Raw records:
+ + + + + + +

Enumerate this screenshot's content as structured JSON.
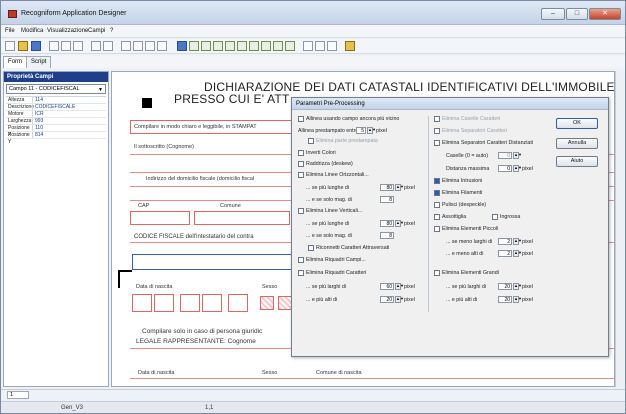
{
  "window": {
    "title": "Recogniform Application Designer",
    "buttons": [
      "–",
      "□",
      "✕"
    ]
  },
  "menu": [
    "File",
    "Modifica",
    "Visualizzazione",
    "Campi",
    "?"
  ],
  "tabs": [
    "Form",
    "Script"
  ],
  "left_panel": {
    "header": "Proprietà Campi",
    "field_select": "Campo 11 - CODICEFISCAL",
    "properties": [
      {
        "k": "Altezza",
        "v": "114"
      },
      {
        "k": "Descrizione",
        "v": "CODICEFISCALE"
      },
      {
        "k": "Motore",
        "v": "ICR"
      },
      {
        "k": "Larghezza",
        "v": "993"
      },
      {
        "k": "Posizione X",
        "v": "110"
      },
      {
        "k": "Posizione Y",
        "v": "814"
      }
    ]
  },
  "form": {
    "title1": "DICHIARAZIONE DEI DATI CATASTALI IDENTIFICATIVI DELL'IMMOBILE",
    "title2": "PRESSO CUI E' ATT",
    "instr": "Compilare in modo chiaro e leggibile, in STAMPAT",
    "sottoscritto": "Il sottoscritto (Cognome)",
    "indirizzo": "Indirizzo del domicilio fiscale (domicilio fiscal",
    "cap": "CAP",
    "comune": "Comune",
    "cf": "CODICE FISCALE dell'intestatario del contra",
    "data_nascita": "Data di nascita",
    "sesso": "Sesso",
    "giuridica": "Compilare solo in caso di persona giuridic",
    "legale": "LEGALE RAPPRESENTANTE: Cognome",
    "data_nascita2": "Data di nascita",
    "sesso2": "Sesso",
    "comune_nascita": "Comune di nascita"
  },
  "dialog": {
    "title": "Parametri Pre-Processing",
    "buttons": {
      "ok": "OK",
      "cancel": "Annulla",
      "help": "Aiuto"
    },
    "c1": {
      "allinea_campo": "Allinea usando campo ancora più vicino",
      "allinea_entro": "Allinea prestampato entro",
      "allinea_val": "5",
      "elimina_prestampata": "Elimina parte prestampata",
      "inverti": "Inverti Colori",
      "raddrizza": "Raddrizza (deskew)",
      "linee_orizz": "Elimina Linee Orizzontali...",
      "se_piu_lunghe": "... se più lunghe di",
      "val_80a": "80",
      "se_spesse": "... e se solo mag. di",
      "val_8a": "8",
      "linee_vert": "Elimina Linee Verticali...",
      "se_piu_lunghe2": "... se più lunghe di",
      "val_80b": "80",
      "se_spesse2": "... e se solo mag. di",
      "val_8b": "8",
      "riconnetti": "Riconnetti Caratteri Attraversati",
      "riquadri_campi": "Elimina Riquadri Campi...",
      "riquadri_car": "Elimina Riquadri Caratteri",
      "se_larghi": "... se più larghi di",
      "val_60": "60",
      "se_alti": "... e più alti di",
      "val_20": "20",
      "pixel": "pixel"
    },
    "c2": {
      "caselle_car": "Elimina Caselle Caratteri",
      "separatori": "Elimina Separatori Caratteri",
      "separatori_dist": "Elimina Separatori Caratteri Distanziati",
      "caselle_auto": "Caselle (0 = auto)",
      "val_0": "0",
      "distanza": "Distanza massima",
      "val_0b": "0",
      "intrusioni": "Elimina Intrusioni",
      "filamenti": "Elimina Filamenti",
      "pulisci": "Pulisci (despeckle)",
      "assottiglia": "Assottiglia",
      "ingrossa": "Ingrossa",
      "elem_piccoli": "Elimina Elementi Piccoli",
      "se_meno_larghi": "... se meno larghi di",
      "val_2a": "2",
      "meno_alti": "... e meno alti di",
      "val_2b": "2",
      "elem_grandi": "Elimina Elementi Grandi",
      "se_piu_larghi": "... se più larghi di",
      "val_20a": "20",
      "piu_alti": "... e più alti di",
      "val_20b": "20",
      "pixel": "pixel"
    }
  },
  "status": {
    "page": "1",
    "left": "Gen_V3",
    "coords": "1,1"
  }
}
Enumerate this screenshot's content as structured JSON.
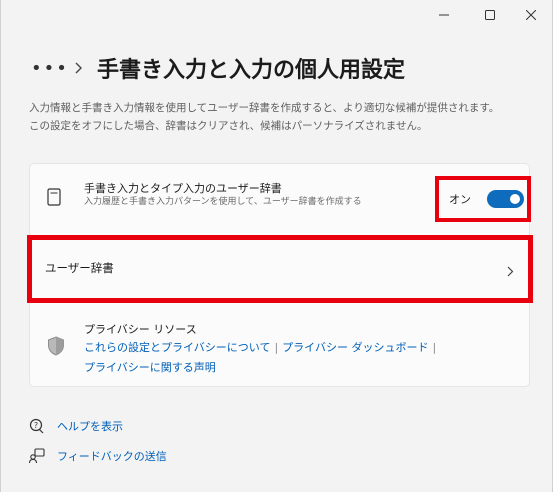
{
  "window": {
    "minimize_icon": "minimize-icon",
    "maximize_icon": "maximize-icon",
    "close_icon": "close-icon"
  },
  "header": {
    "more": "•••",
    "title": "手書き入力と入力の個人用設定"
  },
  "description": {
    "line1": "入力情報と手書き入力情報を使用してユーザー辞書を作成すると、より適切な候補が提供されます。",
    "line2": "この設定をオフにした場合、辞書はクリアされ、候補はパーソナライズされません。"
  },
  "dictionary_card": {
    "setting": {
      "title": "手書き入力とタイプ入力のユーザー辞書",
      "subtitle": "入力履歴と手書き入力パターンを使用して、ユーザー辞書を作成する",
      "toggle_label": "オン",
      "toggle_on": true,
      "icon": "notebook-icon"
    },
    "user_dictionary": {
      "label": "ユーザー辞書"
    },
    "privacy": {
      "title": "プライバシー リソース",
      "link1": "これらの設定とプライバシーについて",
      "link2": "プライバシー ダッシュボード",
      "link3": "プライバシーに関する声明",
      "separator": "|",
      "icon": "shield-icon"
    }
  },
  "footer": {
    "help": "ヘルプを表示",
    "feedback": "フィードバックの送信"
  },
  "colors": {
    "accent": "#0f6cbd",
    "link": "#005fb8",
    "highlight": "#e8000f"
  }
}
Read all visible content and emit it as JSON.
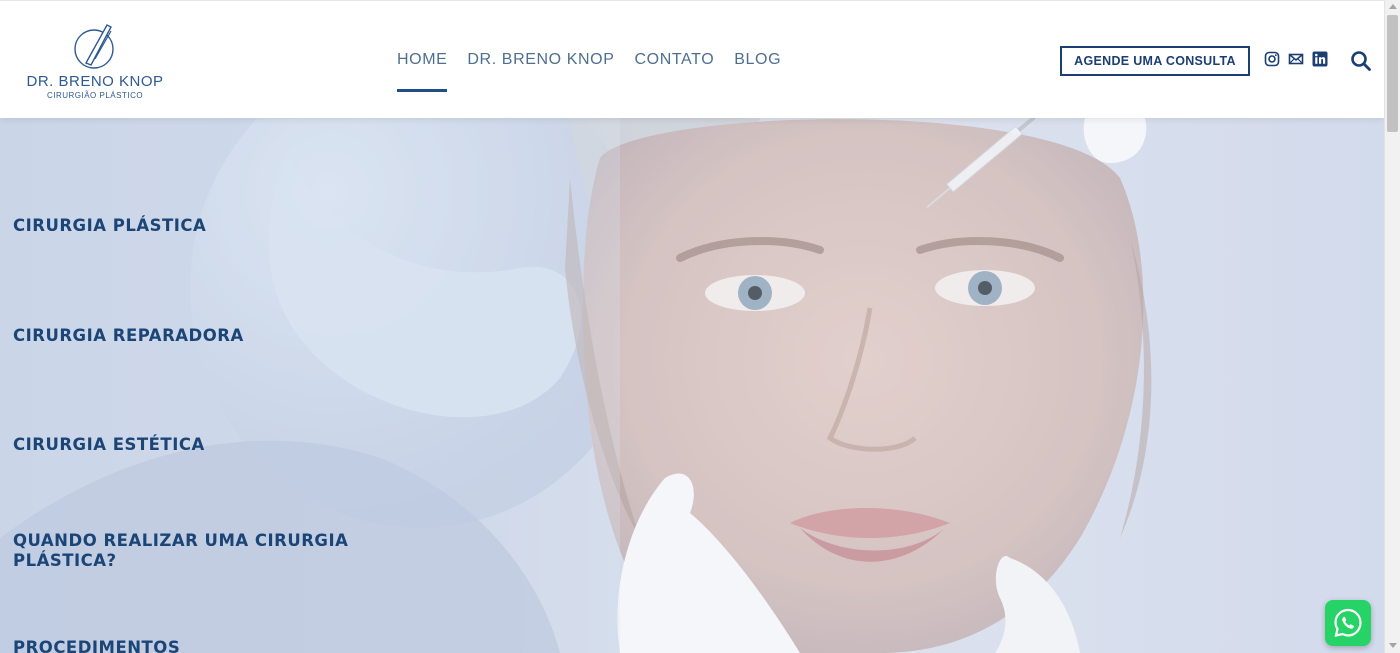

+ + + + + + +

#### What this task involves:
Pick out lines containing the word "Cognome", each one as written.

#### Worked answer:
    "sottoscritto": "Il sottoscritto (Cognome)",
    "legale": "LEGALE RAPPRESENTANTE: Cognome",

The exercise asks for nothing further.